= Exercise task =
Copy out the data below word for word, keeping every line in its original order.

>> start Extracted information

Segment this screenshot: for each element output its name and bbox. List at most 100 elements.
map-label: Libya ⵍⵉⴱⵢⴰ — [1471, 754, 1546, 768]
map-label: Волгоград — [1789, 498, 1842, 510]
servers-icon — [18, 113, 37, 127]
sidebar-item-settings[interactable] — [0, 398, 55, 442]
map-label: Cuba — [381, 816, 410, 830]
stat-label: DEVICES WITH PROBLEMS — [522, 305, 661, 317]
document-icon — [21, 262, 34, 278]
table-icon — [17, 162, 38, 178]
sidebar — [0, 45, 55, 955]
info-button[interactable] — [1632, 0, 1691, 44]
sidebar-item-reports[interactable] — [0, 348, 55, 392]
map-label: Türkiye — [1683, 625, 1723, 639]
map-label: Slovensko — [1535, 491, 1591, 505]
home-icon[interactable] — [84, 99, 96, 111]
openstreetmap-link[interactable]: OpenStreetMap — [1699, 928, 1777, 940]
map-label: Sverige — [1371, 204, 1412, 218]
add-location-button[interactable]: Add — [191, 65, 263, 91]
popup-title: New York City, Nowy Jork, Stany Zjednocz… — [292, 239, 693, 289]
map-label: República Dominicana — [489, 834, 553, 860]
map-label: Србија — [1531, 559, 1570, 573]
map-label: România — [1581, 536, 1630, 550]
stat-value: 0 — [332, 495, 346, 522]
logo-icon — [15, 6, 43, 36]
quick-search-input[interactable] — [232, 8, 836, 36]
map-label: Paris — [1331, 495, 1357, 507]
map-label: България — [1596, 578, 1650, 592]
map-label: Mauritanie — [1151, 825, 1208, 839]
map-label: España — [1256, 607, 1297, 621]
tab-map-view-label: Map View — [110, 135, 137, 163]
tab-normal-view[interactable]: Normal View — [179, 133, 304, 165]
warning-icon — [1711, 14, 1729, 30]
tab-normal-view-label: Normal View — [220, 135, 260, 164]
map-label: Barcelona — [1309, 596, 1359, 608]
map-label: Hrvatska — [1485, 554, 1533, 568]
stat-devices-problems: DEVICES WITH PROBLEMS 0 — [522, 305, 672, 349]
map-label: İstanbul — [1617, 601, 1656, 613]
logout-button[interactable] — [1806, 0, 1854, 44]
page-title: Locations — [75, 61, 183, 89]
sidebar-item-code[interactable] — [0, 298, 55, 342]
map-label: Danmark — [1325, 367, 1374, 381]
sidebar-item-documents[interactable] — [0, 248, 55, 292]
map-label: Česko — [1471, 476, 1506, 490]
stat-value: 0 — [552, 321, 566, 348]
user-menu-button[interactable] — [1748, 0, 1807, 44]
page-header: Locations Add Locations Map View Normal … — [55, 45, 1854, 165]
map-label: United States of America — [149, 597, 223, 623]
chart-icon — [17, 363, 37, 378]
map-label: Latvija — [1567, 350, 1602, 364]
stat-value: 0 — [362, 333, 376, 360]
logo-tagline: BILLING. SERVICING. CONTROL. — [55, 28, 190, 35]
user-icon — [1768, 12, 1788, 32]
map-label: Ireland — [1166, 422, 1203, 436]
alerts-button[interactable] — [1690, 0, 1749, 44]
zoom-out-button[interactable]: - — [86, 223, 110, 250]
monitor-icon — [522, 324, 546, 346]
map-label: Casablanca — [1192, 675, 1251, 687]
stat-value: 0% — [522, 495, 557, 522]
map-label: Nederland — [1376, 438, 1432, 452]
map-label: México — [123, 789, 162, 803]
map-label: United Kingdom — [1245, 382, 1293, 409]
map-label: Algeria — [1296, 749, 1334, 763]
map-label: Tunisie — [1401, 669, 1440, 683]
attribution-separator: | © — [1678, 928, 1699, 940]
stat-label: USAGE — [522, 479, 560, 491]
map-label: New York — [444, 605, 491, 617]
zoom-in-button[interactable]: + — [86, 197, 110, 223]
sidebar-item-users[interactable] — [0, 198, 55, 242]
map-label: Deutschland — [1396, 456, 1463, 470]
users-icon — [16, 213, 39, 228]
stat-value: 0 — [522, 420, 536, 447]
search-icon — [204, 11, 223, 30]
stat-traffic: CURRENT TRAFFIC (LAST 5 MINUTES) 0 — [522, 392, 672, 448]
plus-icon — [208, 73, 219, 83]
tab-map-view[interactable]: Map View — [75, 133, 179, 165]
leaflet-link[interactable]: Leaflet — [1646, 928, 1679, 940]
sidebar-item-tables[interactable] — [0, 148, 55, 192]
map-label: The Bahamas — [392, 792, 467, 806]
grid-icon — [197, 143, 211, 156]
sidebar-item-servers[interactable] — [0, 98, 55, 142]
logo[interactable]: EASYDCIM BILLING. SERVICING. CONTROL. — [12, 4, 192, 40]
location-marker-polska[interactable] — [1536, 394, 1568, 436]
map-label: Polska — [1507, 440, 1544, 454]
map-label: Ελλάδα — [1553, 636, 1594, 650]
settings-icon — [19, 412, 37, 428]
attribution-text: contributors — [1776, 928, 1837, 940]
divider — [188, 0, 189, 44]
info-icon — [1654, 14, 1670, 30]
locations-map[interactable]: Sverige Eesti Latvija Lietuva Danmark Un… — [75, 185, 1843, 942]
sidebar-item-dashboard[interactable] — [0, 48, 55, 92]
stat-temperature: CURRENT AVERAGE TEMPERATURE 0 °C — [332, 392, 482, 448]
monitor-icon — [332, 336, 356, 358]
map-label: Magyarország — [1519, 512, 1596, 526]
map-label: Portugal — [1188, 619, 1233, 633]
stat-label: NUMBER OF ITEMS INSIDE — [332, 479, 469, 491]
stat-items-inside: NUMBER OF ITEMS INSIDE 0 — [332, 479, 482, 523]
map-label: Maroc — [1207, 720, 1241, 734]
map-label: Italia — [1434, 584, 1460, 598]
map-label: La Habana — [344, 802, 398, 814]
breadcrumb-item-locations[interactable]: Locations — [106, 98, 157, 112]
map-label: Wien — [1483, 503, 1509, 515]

>> end Extracted information

= Answer for this exercise =
Segment this screenshot: for each element output its name and bbox. List at most 100 elements.
map-label: Libya ⵍⵉⴱⵢⴰ — [1471, 754, 1546, 768]
map-label: Волгоград — [1789, 498, 1842, 510]
servers-icon — [18, 113, 37, 127]
sidebar-item-settings[interactable] — [0, 398, 55, 442]
map-label: Cuba — [381, 816, 410, 830]
stat-label: DEVICES WITH PROBLEMS — [522, 305, 661, 317]
document-icon — [21, 262, 34, 278]
table-icon — [17, 162, 38, 178]
sidebar — [0, 45, 55, 955]
info-button[interactable] — [1632, 0, 1691, 44]
sidebar-item-reports[interactable] — [0, 348, 55, 392]
map-label: Türkiye — [1683, 625, 1723, 639]
map-label: Slovensko — [1535, 491, 1591, 505]
home-icon[interactable] — [84, 99, 96, 111]
openstreetmap-link[interactable]: OpenStreetMap — [1699, 928, 1777, 940]
map-label: Sverige — [1371, 204, 1412, 218]
add-location-button[interactable]: Add — [191, 65, 263, 91]
popup-title: New York City, Nowy Jork, Stany Zjednocz… — [292, 239, 693, 289]
map-label: República Dominicana — [489, 834, 553, 860]
map-label: Србија — [1531, 559, 1570, 573]
map-label: România — [1581, 536, 1630, 550]
stat-value: 0 — [332, 495, 346, 522]
logo-icon — [15, 6, 43, 36]
quick-search-input[interactable] — [232, 8, 836, 36]
map-label: Paris — [1331, 495, 1357, 507]
map-label: България — [1596, 578, 1650, 592]
map-label: Mauritanie — [1151, 825, 1208, 839]
map-label: España — [1256, 607, 1297, 621]
tab-map-view-label: Map View — [110, 135, 137, 163]
tab-normal-view[interactable]: Normal View — [179, 133, 304, 165]
warning-icon — [1711, 14, 1729, 30]
tab-normal-view-label: Normal View — [220, 135, 260, 164]
map-label: Barcelona — [1309, 596, 1359, 608]
map-label: Hrvatska — [1485, 554, 1533, 568]
stat-devices-problems: DEVICES WITH PROBLEMS 0 — [522, 305, 672, 349]
map-label: İstanbul — [1617, 601, 1656, 613]
logout-button[interactable] — [1806, 0, 1854, 44]
page-title: Locations — [75, 61, 183, 89]
sidebar-item-code[interactable] — [0, 298, 55, 342]
map-label: Danmark — [1325, 367, 1374, 381]
sidebar-item-documents[interactable] — [0, 248, 55, 292]
map-label: Česko — [1471, 476, 1506, 490]
stat-value: 0 — [552, 321, 566, 348]
user-menu-button[interactable] — [1748, 0, 1807, 44]
page-header: Locations Add Locations Map View Normal … — [55, 45, 1854, 165]
map-label: United States of America — [149, 597, 223, 623]
chart-icon — [17, 363, 37, 378]
map-label: Latvija — [1567, 350, 1602, 364]
stat-value: 0 — [362, 333, 376, 360]
logo-tagline: BILLING. SERVICING. CONTROL. — [55, 28, 190, 35]
user-icon — [1768, 12, 1788, 32]
map-label: Ireland — [1166, 422, 1203, 436]
alerts-button[interactable] — [1690, 0, 1749, 44]
zoom-out-button[interactable]: - — [86, 223, 110, 250]
monitor-icon — [522, 324, 546, 346]
map-label: Casablanca — [1192, 675, 1251, 687]
stat-value: 0% — [522, 495, 557, 522]
map-label: Nederland — [1376, 438, 1432, 452]
map-label: México — [123, 789, 162, 803]
map-label: United Kingdom — [1245, 382, 1293, 409]
map-label: Algeria — [1296, 749, 1334, 763]
map-label: Tunisie — [1401, 669, 1440, 683]
attribution-separator: | © — [1678, 928, 1699, 940]
stat-label: USAGE — [522, 479, 560, 491]
map-label: New York — [444, 605, 491, 617]
zoom-in-button[interactable]: + — [86, 197, 110, 223]
sidebar-item-users[interactable] — [0, 198, 55, 242]
map-label: Deutschland — [1396, 456, 1463, 470]
users-icon — [16, 213, 39, 228]
stat-value: 0 — [522, 420, 536, 447]
search-icon — [204, 11, 223, 30]
stat-traffic: CURRENT TRAFFIC (LAST 5 MINUTES) 0 — [522, 392, 672, 448]
plus-icon — [208, 73, 219, 83]
tab-map-view[interactable]: Map View — [75, 133, 179, 165]
leaflet-link[interactable]: Leaflet — [1646, 928, 1679, 940]
sidebar-item-tables[interactable] — [0, 148, 55, 192]
map-label: The Bahamas — [392, 792, 467, 806]
grid-icon — [197, 143, 211, 156]
sidebar-item-servers[interactable] — [0, 98, 55, 142]
logo[interactable]: EASYDCIM BILLING. SERVICING. CONTROL. — [12, 4, 192, 40]
location-marker-polska[interactable] — [1536, 394, 1568, 436]
map-label: Polska — [1507, 440, 1544, 454]
map-label: Ελλάδα — [1553, 636, 1594, 650]
settings-icon — [19, 412, 37, 428]
attribution-text: contributors — [1776, 928, 1837, 940]
divider — [188, 0, 189, 44]
info-icon — [1654, 14, 1670, 30]
locations-map[interactable]: Sverige Eesti Latvija Lietuva Danmark Un… — [75, 185, 1843, 942]
sidebar-item-dashboard[interactable] — [0, 48, 55, 92]
stat-temperature: CURRENT AVERAGE TEMPERATURE 0 °C — [332, 392, 482, 448]
monitor-icon — [332, 336, 356, 358]
map-label: Magyarország — [1519, 512, 1596, 526]
map-label: Portugal — [1188, 619, 1233, 633]
stat-label: NUMBER OF ITEMS INSIDE — [332, 479, 469, 491]
stat-items-inside: NUMBER OF ITEMS INSIDE 0 — [332, 479, 482, 523]
map-label: Maroc — [1207, 720, 1241, 734]
map-label: Italia — [1434, 584, 1460, 598]
map-label: La Habana — [344, 802, 398, 814]
breadcrumb-item-locations[interactable]: Locations — [106, 98, 157, 112]
map-label: Wien — [1483, 503, 1509, 515]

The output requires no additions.